→ What to do: Wherever the word "Brown" turns up in a line of the entries, copy that line.

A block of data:

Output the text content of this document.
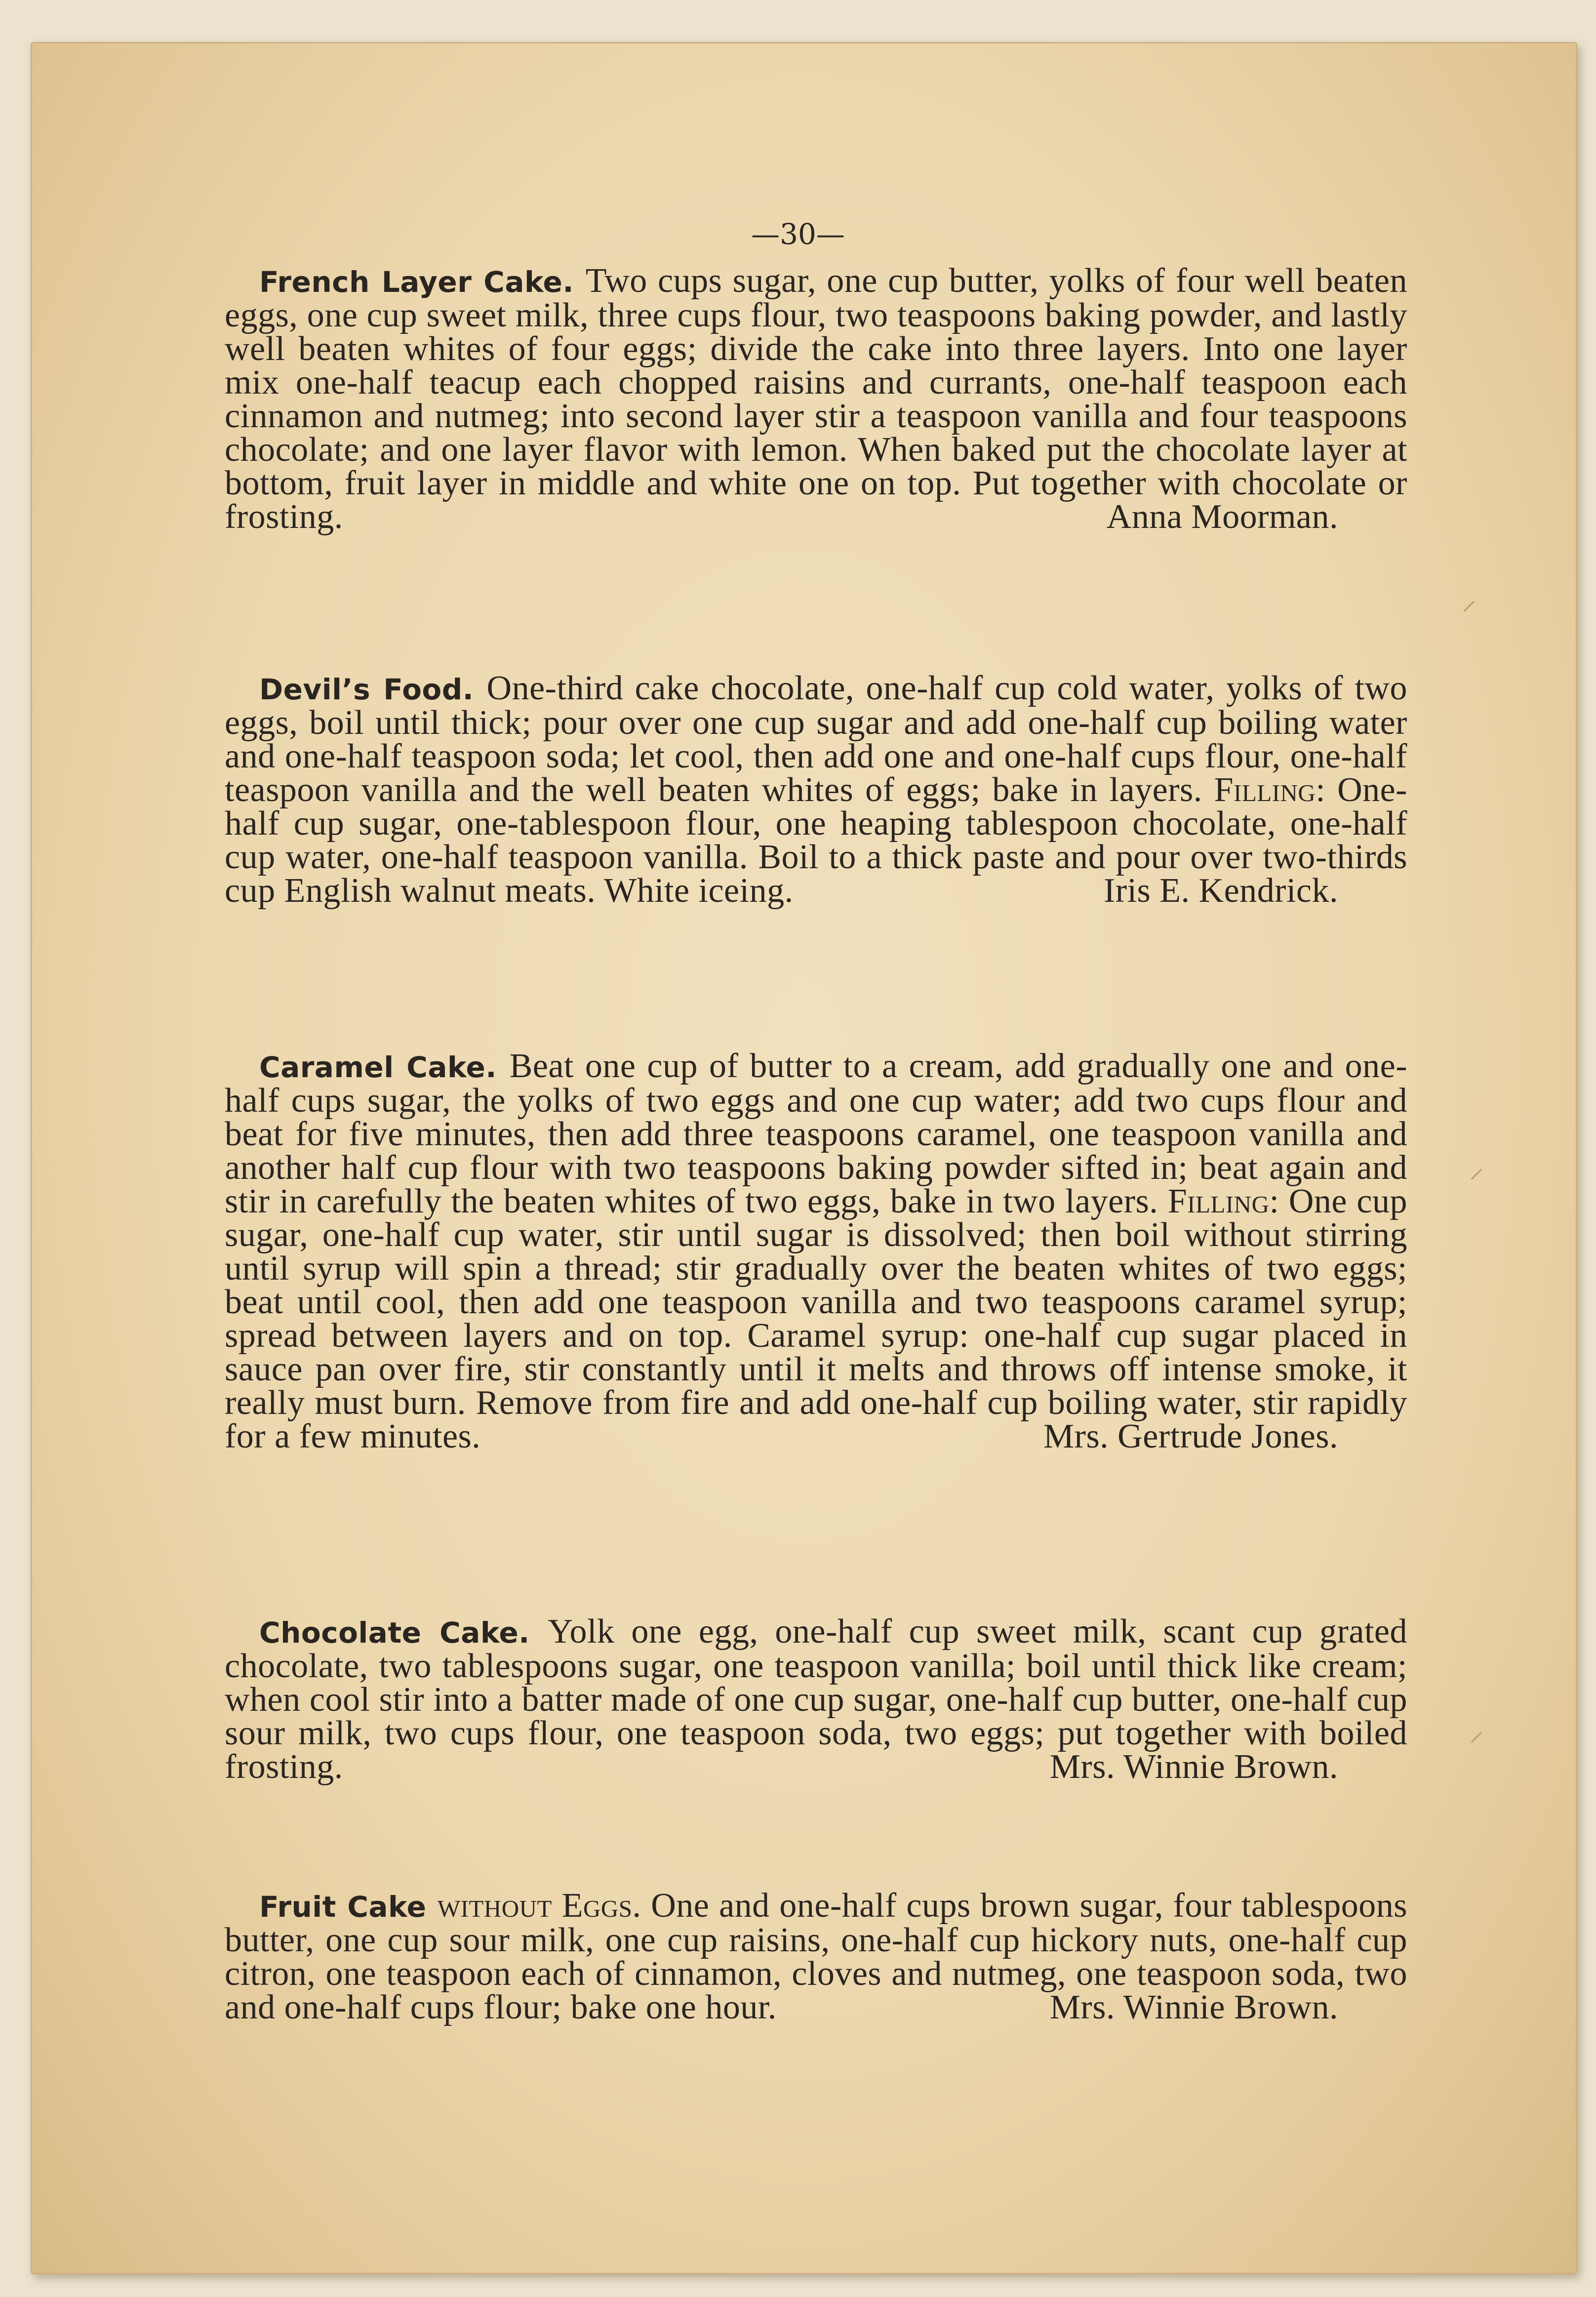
—30—
French Layer Cake. Two cups sugar, one cup butter, yolks of four well beaten eggs, one cup sweet milk, three cups flour, two teaspoons baking powder, and lastly well beaten whites of four eggs; divide the cake into three layers. Into one layer mix one-half teacup each chopped raisins and currants, one-half teaspoon each cinnamon and nutmeg; into second layer stir a teaspoon vanilla and four teaspoons chocolate; and one layer flavor with lemon. When baked put the chocolate layer at bottom, fruit layer in middle and white one on top. Put together with chocolate or frosting.	Anna Moorman.
Devil’s Food. One-third cake chocolate, one-half cup cold water, yolks of two eggs, boil until thick; pour over one cup sugar and add one-half cup boiling water and one-half teaspoon soda; let cool, then add one and one-half cups flour, one-half teaspoon vanilla and the well beaten whites of eggs; bake in layers. Filling: One-half cup sugar, one-tablespoon flour, one heaping tablespoon chocolate, one-half cup water, one-half teaspoon vanilla. Boil to a thick paste and pour over two-thirds cup English walnut meats. White iceing.	Iris E. Kendrick.
Caramel Cake. Beat one cup of butter to a cream, add gradually one and one-half cups sugar, the yolks of two eggs and one cup water; add two cups flour and beat for five minutes, then add three teaspoons caramel, one teaspoon vanilla and another half cup flour with two teaspoons baking powder sifted in; beat again and stir in carefully the beaten whites of two eggs, bake in two layers. Filling: One cup sugar, one-half cup water, stir until sugar is dissolved; then boil without stirring until syrup will spin a thread; stir gradually over the beaten whites of two eggs; beat until cool, then add one teaspoon vanilla and two teaspoons caramel syrup; spread between layers and on top. Caramel syrup: one-half cup sugar placed in sauce pan over fire, stir constantly until it melts and throws off intense smoke, it really must burn. Remove from fire and add one-half cup boiling water, stir rapidly for a few minutes.	Mrs. Gertrude Jones.
Chocolate Cake. Yolk one egg, one-half cup sweet milk, scant cup grated chocolate, two tablespoons sugar, one teaspoon vanilla; boil until thick like cream; when cool stir into a batter made of one cup sugar, one-half cup butter, one-half cup sour milk, two cups flour, one teaspoon soda, two eggs; put together with boiled frosting.	Mrs. Winnie Brown.
Fruit Cake without Eggs. One and one-half cups brown sugar, four tablespoons butter, one cup sour milk, one cup raisins, one-half cup hickory nuts, one-half cup citron, one teaspoon each of cinnamon, cloves and nutmeg, one teaspoon soda, two and one-half cups flour; bake one hour.	Mrs. Winnie Brown.
⸝
⸝
⸝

→ Finished answer:
Chocolate Cake. Yolk one egg, one-half cup sweet milk, scant cup grated chocolate, two tablespoons sugar, one teaspoon vanilla; boil until thick like cream; when cool stir into a batter made of one cup sugar, one-half cup butter, one-half cup sour milk, two cups flour, one teaspoon soda, two eggs; put together with boiled frosting.	Mrs. Winnie Brown.
Fruit Cake without Eggs. One and one-half cups brown sugar, four tablespoons butter, one cup sour milk, one cup raisins, one-half cup hickory nuts, one-half cup citron, one teaspoon each of cinnamon, cloves and nutmeg, one teaspoon soda, two and one-half cups flour; bake one hour.	Mrs. Winnie Brown.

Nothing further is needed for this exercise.